• _Exercise prompt_:
Find every line in the records below that holds the word "modern" and copy it.

• _Recorded information_:
--- BEGIN ---

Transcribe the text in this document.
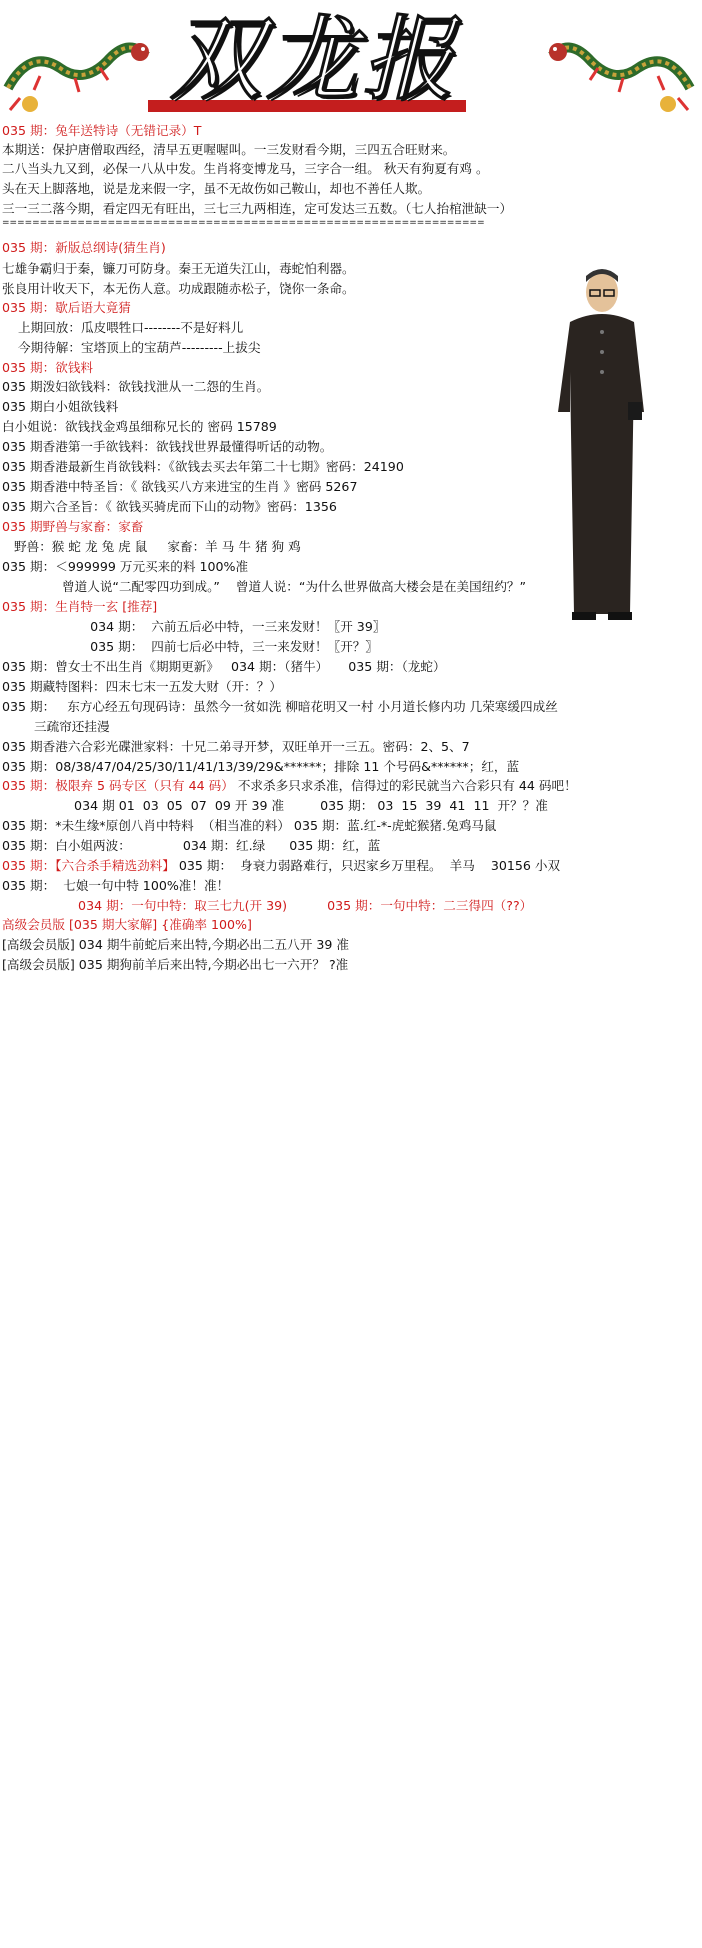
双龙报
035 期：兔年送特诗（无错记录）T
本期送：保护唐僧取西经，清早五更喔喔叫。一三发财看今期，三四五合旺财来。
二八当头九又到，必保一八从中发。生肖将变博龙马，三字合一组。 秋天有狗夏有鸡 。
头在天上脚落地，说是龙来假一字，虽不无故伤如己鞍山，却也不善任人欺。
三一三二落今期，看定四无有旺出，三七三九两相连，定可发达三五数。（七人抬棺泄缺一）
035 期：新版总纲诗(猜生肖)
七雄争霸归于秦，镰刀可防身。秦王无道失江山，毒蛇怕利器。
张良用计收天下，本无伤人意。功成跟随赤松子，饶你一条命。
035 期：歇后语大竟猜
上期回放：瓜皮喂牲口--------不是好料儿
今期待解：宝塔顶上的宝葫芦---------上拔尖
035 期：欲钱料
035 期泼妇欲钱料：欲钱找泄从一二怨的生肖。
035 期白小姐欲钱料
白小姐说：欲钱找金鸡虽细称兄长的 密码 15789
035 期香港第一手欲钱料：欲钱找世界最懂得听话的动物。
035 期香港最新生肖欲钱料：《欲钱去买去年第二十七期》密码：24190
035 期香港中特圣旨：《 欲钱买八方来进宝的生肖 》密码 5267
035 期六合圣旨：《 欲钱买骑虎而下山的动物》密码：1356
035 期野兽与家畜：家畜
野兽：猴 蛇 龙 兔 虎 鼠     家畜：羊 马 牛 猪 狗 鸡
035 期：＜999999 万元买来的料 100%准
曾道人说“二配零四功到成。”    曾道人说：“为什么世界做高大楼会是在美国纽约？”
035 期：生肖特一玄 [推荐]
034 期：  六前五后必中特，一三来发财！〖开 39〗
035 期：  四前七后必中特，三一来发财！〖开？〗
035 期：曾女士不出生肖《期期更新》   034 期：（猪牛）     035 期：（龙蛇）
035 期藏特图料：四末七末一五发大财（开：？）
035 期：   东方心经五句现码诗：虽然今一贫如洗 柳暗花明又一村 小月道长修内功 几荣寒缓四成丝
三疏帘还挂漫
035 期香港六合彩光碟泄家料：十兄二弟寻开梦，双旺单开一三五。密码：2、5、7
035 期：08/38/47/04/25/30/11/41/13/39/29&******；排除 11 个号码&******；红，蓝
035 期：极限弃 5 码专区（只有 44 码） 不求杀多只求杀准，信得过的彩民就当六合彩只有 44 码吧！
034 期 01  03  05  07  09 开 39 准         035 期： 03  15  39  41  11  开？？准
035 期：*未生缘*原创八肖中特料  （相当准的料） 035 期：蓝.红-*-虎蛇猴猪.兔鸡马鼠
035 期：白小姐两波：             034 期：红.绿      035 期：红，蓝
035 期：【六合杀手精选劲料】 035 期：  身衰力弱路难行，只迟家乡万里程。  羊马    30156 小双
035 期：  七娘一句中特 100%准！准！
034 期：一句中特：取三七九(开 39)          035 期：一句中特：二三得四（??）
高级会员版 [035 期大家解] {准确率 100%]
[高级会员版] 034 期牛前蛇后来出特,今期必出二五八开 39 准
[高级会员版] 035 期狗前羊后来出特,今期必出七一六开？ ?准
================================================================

--- END ---
--- BEGIN ---

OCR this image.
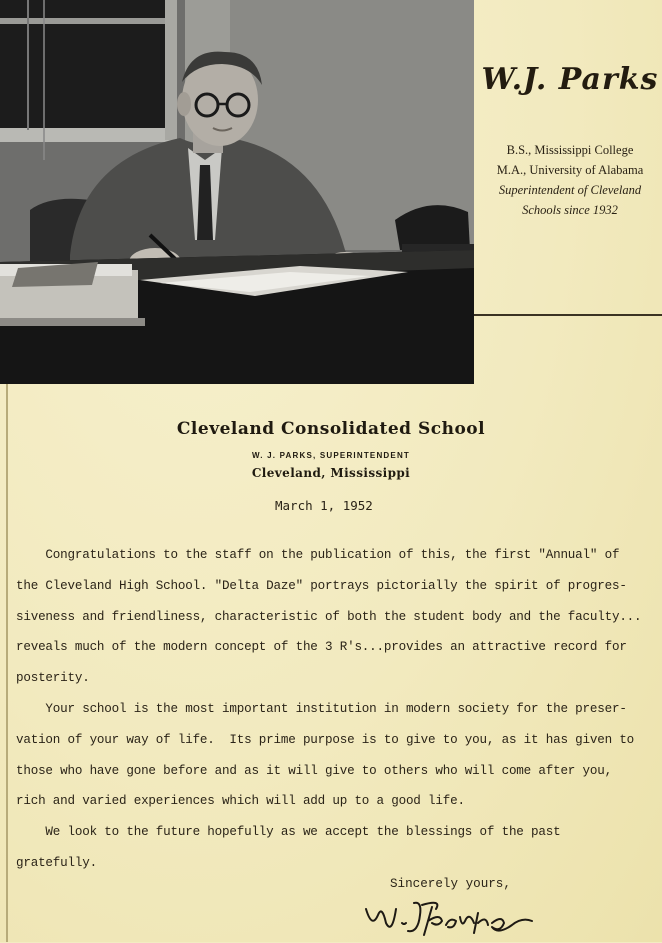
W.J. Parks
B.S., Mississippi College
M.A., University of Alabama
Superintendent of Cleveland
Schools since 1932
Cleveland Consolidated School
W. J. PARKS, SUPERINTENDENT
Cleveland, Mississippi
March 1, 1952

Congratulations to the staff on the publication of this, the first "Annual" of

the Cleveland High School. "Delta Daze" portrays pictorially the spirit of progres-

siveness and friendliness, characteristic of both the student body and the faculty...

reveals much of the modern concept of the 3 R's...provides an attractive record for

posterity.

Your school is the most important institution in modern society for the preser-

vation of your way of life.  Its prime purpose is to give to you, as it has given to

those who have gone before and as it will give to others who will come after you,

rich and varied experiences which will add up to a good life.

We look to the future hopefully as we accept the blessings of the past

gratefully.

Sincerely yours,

--- END ---

• _Expected answer_:
reveals much of the modern concept of the 3 R's...provides an attractive record for
Your school is the most important institution in modern society for the preser-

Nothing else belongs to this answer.